━━━━━ TEXTO DEL DOCUMENTO ━━━━━

Para facilitar la migración, el alma de la persona fallecida tenía que permanecer en la morada subterránea, por lo que era imprescindible que el cuerpo quedara completamente cubierto de tierra. Los antiguos creían que el alma nunca abandona el cuerpo. Que cambia de vida, pero que permanece junto a él.
Las almas que carecían de tumba, carecían también de morada. Vagaban errantes en forma de fantasmas, y atormentaban a los vivos enviándoles infortunios y enfermedades hasta que lograban tener sepultura.
Tenían que beber agua del río Leteque para perder la memoria y la identidad antes de cada transición.
El Dios ciego hijo del caos y de la muerte llamado Destino tenía una urna que contenía la suerte de los mortales. Lo que Destino decidía era irrevocable, y las tres Parcas eran las encargadas de ejecutar sus sentencias.
Cloto era la más joven de ellas. Tenía una rueca a la que daba vueltas con los hilos que dependían de la vida de los hombres.
Laquesis hacia girar el huso enrollando los hilos, y era la encargada de presidir los matrimonios. Atropos, la mayor, era la que cortaba los hilos cuando llegaba la hora de la muerte.
A finales de la república, los romanos comenzaron a adoptar elementos de la mitología griega. Fue entonces cuando empezaron a creer que, tras la muerte del cuerpo, el alma iba al Hades, nombre griego para referirse al inframundo.
El inframundo estaba situado bajo tierra, y lo rodeaban dos ríos, el Aqueronte y el Estigio. Para llegar a él, el difunto tenía que atravesarlos, y lo hacía en la barca conducida por el barquero Caronte.
“Guarda aquellas aguas y aquellos ríos el horrible barquero Caronte, cuya suciedad espanta; sobre el pecho le cae desaliñada la barba blanca, de sus ojos brotan llamas; una sórdida capa cuelga de sus hombros, prendida con nudo: él mismo maneja su negra barca con un garfio, dispone las velas y transporta en ella los muertos.”

━━━━━ DATOS REGISTRADOS ━━━━━

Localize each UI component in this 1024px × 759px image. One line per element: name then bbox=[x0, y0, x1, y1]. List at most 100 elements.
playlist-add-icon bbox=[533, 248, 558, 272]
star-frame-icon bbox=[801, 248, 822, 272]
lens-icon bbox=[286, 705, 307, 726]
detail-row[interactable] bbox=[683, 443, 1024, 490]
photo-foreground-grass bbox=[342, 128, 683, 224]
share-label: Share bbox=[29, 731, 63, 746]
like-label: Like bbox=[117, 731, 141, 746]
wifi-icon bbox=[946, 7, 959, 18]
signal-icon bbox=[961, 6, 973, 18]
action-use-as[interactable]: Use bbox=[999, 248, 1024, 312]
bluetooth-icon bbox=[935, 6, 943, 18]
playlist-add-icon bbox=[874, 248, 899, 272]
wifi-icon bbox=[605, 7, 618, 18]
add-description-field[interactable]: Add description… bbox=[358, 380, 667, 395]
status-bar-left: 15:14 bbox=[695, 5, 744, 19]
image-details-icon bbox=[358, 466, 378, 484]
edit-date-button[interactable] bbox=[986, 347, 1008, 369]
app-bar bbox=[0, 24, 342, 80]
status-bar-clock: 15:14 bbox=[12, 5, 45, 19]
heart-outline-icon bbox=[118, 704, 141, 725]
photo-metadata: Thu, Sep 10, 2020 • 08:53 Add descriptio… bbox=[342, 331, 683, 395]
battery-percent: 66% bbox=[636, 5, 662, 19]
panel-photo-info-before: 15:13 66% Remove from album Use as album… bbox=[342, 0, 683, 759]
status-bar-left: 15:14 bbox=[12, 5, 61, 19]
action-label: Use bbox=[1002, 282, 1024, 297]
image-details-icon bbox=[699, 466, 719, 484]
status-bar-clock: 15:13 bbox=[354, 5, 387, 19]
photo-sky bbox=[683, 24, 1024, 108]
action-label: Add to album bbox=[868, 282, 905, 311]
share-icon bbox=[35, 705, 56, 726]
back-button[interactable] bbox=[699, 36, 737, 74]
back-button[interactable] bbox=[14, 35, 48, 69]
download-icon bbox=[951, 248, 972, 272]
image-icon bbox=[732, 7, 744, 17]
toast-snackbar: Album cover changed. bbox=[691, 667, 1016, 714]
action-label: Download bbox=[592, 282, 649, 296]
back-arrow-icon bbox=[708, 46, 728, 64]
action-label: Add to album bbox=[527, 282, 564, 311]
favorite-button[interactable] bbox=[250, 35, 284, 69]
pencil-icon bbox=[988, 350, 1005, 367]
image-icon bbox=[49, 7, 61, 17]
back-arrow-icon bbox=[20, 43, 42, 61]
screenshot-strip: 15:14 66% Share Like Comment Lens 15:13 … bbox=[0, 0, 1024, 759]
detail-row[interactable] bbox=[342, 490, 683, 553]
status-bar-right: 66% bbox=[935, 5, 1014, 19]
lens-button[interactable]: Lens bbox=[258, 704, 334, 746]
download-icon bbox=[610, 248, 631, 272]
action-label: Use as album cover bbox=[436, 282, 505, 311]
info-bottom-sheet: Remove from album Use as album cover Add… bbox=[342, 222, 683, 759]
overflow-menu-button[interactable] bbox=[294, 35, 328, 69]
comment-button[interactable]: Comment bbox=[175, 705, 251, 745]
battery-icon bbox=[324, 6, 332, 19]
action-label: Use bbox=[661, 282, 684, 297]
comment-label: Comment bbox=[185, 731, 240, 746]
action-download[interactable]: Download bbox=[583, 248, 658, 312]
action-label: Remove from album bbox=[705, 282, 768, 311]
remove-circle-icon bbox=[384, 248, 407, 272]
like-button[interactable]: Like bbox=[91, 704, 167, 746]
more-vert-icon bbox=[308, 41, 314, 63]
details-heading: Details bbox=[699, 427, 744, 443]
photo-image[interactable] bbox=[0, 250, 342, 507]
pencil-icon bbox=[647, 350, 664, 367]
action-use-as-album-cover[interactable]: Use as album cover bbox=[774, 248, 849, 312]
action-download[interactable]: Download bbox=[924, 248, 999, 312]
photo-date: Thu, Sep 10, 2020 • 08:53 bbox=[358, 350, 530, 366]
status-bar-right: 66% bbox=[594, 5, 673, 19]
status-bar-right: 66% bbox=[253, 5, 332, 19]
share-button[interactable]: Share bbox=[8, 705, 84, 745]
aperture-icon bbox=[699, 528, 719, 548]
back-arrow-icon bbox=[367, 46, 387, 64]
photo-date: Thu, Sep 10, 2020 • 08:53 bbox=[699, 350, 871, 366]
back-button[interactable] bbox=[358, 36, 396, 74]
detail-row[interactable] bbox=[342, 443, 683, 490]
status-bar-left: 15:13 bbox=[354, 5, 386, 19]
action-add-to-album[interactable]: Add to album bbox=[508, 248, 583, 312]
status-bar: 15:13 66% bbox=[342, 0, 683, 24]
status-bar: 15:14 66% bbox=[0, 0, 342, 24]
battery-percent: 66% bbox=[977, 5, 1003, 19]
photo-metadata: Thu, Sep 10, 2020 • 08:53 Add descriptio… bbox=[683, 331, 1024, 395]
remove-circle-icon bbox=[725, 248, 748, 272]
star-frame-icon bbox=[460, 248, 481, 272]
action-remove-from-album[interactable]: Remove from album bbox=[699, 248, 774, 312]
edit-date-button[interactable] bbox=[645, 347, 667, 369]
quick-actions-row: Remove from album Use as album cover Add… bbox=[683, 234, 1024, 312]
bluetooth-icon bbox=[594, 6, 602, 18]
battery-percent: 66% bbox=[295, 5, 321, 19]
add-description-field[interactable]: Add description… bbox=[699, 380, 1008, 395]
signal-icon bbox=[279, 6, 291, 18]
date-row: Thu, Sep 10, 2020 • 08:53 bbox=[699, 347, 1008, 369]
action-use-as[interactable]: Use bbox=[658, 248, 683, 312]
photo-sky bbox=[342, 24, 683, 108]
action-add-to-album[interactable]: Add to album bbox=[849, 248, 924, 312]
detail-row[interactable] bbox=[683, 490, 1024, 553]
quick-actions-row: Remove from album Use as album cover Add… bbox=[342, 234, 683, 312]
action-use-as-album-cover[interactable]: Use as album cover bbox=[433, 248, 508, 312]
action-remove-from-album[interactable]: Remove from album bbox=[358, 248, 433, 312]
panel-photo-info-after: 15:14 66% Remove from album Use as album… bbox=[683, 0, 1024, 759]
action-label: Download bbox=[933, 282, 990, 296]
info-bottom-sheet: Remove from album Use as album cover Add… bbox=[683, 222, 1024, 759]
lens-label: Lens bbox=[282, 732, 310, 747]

━━━━━

DETALLES DEL PROBLEMA: Retoma el texto sobre las creencias romanas acerca de la muerte y continúalo a partir de su última frase. Las entradas no tienen relación con el texto.

TU RESPUESTA:
Para pasar el río, Caronte exigía el pago de un óbolo, una limosna, rechazando a golpe de remo a quien no pudiera pagarle.
En la otra orilla, Cerbero, un perro de tres cabezas con cola de serpiente, era el guardián de las puertas del inframundo y estaba a cargo de la vigilancia para que no se escaparan las almas ni entraran los vivos.
Los héroes tenían un destino a su altura. Los guerreros y los emperadores amados por el pueblo iban a los Campos Elíseos.
Las personas que habían tenido una vida equilibrada entre el bien y el mal, iban a los prados Asfódelos. Los criminales condenados iban al Tártaro, que era una prisión fortificada rodeada por un río de fuego. Permanecían en el lugar hasta pagar la deuda con la sociedad.
Algunas veces, la reina del inframundo, Perséfone, tras sobornar a Cerbero, permitía que un espíritu se reencarnara y traspasara al otro lado.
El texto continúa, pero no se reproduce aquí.